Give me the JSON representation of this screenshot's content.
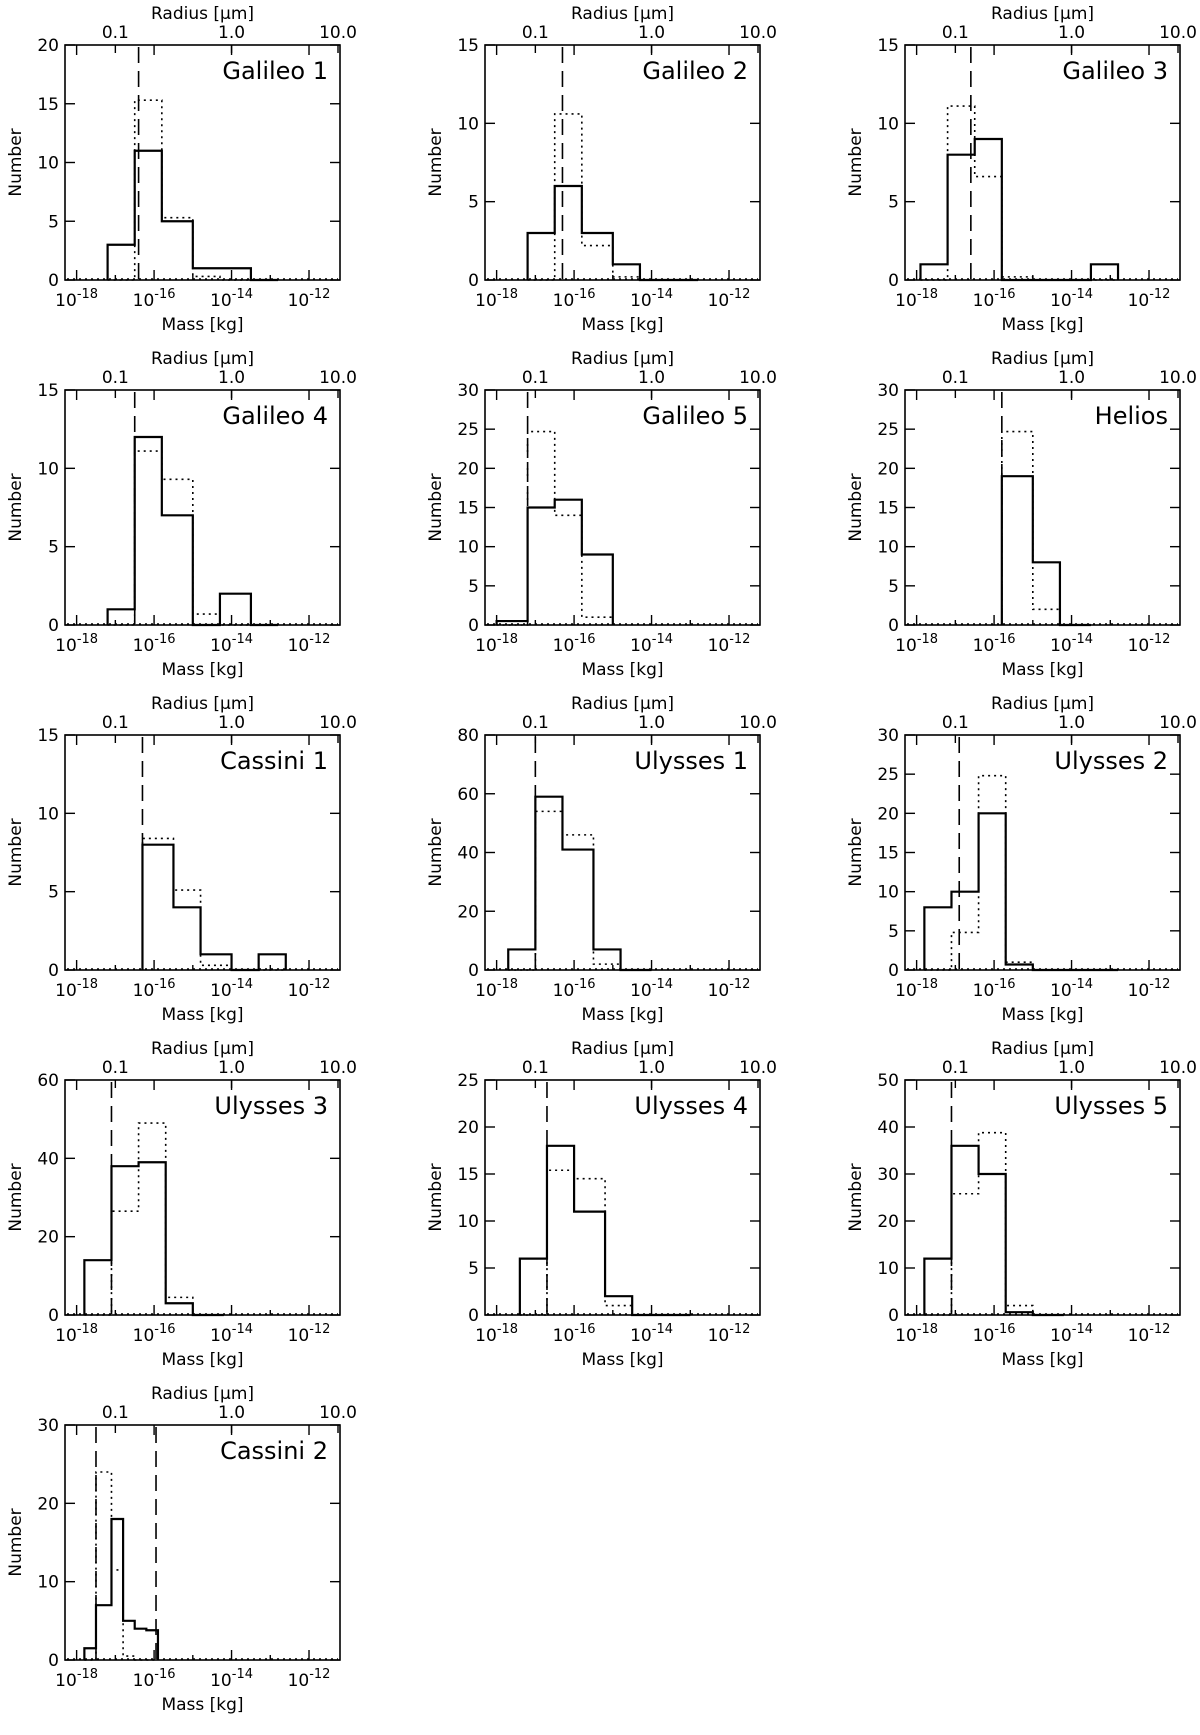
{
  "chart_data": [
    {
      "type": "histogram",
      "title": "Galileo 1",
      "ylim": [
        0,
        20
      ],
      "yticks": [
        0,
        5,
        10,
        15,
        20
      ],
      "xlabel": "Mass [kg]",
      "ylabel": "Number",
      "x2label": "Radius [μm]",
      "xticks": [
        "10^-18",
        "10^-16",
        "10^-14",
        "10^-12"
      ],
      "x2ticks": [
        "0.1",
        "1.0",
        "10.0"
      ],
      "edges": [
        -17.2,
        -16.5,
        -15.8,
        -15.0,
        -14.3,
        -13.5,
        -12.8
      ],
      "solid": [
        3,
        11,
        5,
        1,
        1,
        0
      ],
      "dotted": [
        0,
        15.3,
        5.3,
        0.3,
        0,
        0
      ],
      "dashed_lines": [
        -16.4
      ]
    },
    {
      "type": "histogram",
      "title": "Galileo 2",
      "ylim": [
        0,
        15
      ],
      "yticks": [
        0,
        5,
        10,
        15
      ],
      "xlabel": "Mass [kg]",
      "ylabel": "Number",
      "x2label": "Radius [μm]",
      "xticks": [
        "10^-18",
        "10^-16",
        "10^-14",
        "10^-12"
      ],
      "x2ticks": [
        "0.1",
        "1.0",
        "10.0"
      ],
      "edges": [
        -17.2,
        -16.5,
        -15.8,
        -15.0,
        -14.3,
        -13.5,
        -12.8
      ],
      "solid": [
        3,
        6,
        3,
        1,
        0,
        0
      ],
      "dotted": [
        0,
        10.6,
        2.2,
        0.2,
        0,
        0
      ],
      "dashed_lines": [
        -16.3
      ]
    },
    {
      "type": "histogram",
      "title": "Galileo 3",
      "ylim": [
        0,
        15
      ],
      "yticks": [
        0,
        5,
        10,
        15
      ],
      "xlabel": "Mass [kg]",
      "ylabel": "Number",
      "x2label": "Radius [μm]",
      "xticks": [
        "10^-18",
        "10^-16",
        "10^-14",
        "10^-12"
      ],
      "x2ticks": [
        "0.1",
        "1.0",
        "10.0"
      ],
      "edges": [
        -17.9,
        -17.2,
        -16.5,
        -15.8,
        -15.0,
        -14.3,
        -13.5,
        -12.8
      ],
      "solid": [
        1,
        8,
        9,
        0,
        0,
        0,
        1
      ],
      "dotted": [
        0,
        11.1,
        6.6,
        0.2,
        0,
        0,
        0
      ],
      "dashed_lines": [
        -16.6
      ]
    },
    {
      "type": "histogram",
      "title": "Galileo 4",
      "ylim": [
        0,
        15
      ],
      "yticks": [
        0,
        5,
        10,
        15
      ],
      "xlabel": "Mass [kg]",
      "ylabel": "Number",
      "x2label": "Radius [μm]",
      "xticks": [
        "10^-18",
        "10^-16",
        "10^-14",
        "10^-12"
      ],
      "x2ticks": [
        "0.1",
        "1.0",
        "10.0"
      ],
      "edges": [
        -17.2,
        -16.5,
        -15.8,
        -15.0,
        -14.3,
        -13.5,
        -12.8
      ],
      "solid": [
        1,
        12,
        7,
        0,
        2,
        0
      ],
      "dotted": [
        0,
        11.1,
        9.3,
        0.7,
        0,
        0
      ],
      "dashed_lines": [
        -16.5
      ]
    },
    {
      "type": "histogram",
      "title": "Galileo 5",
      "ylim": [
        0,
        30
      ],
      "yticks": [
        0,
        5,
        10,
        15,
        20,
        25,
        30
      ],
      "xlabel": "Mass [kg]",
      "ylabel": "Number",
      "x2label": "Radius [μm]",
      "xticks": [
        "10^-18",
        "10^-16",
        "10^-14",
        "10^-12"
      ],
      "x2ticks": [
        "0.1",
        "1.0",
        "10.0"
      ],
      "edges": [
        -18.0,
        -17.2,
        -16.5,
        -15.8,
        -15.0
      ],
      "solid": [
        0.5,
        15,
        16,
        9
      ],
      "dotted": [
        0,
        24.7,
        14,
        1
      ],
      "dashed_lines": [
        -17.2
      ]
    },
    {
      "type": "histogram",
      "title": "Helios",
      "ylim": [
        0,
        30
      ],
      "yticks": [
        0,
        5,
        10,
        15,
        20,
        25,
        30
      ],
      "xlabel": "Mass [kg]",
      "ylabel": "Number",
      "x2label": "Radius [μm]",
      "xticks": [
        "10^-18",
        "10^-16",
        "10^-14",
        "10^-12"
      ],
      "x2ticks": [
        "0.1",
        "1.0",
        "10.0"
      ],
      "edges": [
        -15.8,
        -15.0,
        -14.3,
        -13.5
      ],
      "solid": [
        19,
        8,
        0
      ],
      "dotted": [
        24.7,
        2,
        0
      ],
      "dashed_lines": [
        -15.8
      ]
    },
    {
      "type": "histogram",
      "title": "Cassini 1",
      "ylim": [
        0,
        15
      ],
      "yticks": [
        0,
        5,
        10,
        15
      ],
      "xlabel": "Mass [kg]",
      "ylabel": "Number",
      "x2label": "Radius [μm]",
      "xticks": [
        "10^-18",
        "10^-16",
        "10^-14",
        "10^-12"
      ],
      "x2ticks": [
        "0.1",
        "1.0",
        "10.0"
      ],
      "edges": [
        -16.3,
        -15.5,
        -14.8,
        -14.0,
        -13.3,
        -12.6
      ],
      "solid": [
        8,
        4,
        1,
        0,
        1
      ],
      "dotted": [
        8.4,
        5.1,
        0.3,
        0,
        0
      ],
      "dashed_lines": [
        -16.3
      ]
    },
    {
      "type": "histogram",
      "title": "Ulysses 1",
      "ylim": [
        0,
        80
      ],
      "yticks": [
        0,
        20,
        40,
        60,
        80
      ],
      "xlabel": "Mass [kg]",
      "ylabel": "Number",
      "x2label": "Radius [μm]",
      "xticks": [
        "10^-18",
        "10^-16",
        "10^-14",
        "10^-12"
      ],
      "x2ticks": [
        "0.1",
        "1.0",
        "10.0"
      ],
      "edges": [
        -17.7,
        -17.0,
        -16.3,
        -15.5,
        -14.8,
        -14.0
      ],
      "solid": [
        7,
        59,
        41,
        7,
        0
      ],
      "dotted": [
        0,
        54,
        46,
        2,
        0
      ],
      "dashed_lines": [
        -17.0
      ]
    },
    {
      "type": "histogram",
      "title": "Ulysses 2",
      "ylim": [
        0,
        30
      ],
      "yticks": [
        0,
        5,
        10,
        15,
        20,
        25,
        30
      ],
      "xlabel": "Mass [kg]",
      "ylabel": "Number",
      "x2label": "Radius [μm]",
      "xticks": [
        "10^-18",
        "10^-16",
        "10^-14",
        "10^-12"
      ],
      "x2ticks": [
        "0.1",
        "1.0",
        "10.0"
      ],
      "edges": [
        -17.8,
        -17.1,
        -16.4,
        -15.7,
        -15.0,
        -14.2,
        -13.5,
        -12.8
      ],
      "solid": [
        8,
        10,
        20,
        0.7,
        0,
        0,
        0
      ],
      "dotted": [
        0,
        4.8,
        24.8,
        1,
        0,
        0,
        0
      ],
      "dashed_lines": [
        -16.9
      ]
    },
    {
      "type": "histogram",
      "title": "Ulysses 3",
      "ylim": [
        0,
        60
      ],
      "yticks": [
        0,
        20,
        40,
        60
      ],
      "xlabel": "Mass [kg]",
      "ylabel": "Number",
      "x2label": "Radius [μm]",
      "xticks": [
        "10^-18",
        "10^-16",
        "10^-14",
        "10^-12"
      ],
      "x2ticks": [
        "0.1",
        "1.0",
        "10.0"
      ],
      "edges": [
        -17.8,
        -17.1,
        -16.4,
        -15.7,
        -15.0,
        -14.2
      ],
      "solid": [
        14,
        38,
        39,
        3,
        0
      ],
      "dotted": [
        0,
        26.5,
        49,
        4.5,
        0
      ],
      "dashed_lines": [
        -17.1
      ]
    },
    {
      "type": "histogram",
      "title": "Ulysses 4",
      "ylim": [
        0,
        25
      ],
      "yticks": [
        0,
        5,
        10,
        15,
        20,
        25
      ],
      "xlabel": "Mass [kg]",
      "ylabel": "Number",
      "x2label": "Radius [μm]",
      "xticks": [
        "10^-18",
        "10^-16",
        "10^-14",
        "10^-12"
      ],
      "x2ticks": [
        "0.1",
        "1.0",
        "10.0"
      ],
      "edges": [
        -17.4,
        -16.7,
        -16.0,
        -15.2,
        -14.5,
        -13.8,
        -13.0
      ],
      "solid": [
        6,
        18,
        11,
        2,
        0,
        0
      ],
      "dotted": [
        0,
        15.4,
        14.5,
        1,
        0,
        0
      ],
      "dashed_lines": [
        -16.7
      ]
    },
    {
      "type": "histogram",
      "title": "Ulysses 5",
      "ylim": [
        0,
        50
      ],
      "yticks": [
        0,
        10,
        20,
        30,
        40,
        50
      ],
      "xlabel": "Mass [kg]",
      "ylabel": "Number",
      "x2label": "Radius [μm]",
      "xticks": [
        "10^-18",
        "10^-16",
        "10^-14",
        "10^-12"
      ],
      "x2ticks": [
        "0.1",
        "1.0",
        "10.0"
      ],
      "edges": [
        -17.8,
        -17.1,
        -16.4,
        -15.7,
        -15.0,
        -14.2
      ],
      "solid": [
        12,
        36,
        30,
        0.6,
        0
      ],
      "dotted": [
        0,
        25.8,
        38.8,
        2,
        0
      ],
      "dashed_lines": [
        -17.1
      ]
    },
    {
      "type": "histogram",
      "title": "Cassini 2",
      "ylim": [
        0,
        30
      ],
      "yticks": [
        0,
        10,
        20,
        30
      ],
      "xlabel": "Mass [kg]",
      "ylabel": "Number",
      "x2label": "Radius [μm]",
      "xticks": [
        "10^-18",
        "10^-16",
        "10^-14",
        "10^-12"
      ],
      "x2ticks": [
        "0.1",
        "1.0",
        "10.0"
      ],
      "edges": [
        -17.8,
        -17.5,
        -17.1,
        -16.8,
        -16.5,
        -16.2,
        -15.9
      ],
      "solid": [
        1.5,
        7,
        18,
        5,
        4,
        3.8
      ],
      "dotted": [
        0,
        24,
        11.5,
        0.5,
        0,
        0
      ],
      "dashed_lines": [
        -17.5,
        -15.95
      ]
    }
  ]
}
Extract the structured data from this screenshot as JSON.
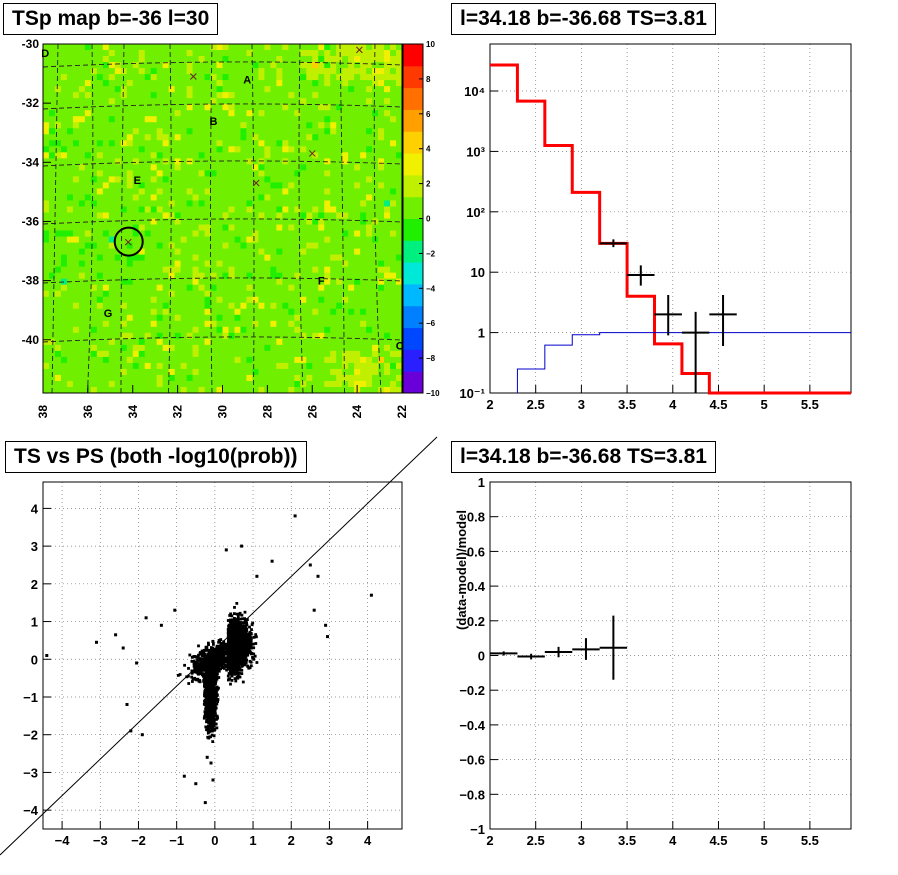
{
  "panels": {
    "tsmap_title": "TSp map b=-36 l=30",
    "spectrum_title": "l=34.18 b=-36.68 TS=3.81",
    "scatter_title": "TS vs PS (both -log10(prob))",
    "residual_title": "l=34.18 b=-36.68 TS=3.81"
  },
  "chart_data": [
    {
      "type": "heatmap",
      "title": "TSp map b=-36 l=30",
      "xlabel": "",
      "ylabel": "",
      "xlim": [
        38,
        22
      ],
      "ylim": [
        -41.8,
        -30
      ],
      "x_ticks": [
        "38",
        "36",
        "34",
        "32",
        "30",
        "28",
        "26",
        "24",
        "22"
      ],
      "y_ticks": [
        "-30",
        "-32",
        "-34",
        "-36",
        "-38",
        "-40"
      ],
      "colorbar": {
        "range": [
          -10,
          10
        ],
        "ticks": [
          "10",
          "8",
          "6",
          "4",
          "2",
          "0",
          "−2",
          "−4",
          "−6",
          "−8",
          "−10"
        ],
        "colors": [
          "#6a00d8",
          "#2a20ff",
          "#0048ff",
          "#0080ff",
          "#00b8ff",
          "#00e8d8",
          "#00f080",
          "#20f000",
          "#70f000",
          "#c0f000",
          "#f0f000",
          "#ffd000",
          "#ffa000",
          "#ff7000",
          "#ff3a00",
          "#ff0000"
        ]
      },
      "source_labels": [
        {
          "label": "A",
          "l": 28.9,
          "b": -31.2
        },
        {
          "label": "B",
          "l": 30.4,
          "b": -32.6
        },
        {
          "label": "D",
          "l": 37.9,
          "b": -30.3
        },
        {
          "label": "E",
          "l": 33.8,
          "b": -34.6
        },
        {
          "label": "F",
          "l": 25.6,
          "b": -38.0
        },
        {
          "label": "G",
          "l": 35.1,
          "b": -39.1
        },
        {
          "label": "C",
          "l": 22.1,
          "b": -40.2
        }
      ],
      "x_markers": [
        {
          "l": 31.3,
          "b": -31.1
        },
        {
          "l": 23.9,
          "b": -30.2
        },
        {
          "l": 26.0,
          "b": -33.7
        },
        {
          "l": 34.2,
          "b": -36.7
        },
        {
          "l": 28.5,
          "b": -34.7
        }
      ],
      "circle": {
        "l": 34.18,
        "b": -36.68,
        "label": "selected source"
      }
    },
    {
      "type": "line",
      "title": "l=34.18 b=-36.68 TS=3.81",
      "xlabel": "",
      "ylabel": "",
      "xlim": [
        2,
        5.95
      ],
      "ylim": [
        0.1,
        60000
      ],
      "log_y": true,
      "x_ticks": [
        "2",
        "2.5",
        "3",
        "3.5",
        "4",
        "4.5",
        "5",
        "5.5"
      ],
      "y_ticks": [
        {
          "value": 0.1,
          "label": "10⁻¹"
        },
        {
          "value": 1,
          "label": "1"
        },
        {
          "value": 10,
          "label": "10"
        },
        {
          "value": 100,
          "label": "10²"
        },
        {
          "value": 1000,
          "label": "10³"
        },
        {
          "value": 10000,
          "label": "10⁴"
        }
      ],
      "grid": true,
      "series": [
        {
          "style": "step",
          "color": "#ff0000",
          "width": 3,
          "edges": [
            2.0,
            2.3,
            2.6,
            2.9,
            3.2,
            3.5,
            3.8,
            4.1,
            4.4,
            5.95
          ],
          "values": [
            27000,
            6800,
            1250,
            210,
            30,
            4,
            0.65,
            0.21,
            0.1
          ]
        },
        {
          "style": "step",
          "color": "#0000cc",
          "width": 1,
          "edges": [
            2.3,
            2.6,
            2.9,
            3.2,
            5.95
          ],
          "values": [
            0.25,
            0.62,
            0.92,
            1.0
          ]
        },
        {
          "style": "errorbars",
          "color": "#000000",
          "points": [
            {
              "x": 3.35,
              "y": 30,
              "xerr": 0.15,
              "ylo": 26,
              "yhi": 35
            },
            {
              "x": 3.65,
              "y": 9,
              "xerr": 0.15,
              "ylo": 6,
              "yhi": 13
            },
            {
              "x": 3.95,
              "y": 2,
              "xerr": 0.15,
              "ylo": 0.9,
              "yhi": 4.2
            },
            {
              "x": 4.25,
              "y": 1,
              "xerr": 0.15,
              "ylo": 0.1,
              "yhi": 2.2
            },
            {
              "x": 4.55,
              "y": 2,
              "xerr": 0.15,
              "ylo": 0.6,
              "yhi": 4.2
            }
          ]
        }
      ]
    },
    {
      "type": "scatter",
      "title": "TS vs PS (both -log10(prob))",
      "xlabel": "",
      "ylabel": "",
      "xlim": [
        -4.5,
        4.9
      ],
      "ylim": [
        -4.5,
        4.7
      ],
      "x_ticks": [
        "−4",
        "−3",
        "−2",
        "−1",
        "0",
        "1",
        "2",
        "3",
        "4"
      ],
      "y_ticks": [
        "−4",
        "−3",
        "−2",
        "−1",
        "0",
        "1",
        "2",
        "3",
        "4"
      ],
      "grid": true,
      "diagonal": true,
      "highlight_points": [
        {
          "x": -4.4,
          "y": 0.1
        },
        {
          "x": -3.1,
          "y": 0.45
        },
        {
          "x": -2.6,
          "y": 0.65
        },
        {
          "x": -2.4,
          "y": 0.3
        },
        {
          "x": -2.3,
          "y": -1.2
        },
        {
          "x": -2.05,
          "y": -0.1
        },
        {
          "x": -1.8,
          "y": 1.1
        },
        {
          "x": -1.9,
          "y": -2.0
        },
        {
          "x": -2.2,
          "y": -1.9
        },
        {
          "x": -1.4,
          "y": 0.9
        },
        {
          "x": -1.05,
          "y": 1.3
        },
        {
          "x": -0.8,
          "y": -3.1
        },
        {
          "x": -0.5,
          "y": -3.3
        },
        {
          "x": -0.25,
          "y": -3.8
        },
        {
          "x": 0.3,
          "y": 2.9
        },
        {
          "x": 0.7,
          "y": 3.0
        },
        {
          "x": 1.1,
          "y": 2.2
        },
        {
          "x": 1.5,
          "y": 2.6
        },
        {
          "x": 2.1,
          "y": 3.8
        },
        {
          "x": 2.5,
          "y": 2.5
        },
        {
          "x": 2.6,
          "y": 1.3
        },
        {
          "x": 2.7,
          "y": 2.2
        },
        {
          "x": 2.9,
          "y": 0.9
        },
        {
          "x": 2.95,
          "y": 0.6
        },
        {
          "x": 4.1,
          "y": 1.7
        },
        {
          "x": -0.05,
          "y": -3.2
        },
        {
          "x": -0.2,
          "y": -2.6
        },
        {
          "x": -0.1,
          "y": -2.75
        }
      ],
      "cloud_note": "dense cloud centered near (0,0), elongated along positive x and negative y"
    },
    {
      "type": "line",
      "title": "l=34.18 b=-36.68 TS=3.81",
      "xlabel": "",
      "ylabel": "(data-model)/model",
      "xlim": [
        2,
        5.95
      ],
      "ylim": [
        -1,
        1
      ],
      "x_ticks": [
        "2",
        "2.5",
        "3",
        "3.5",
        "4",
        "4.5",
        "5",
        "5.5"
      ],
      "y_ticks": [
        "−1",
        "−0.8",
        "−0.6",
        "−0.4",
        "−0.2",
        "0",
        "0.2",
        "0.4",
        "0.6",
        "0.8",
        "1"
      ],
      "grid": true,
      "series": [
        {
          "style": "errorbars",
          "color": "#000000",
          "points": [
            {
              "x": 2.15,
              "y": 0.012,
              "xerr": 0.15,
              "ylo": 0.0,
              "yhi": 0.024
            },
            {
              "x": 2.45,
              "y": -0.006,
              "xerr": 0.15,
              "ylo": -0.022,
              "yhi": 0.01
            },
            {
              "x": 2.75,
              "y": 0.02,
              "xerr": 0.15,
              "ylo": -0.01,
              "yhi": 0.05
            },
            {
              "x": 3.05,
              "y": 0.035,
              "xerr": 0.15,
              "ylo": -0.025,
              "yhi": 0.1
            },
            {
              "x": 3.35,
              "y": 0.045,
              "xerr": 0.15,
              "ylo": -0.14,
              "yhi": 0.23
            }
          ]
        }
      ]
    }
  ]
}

————————

- **Requirements**: Report each line in the data that holds the word "Ulysses".

- **Output**:
      "title": "Ulysses 1",
      "title": "Ulysses 2",
      "title": "Ulysses 3",
      "title": "Ulysses 4",
      "title": "Ulysses 5",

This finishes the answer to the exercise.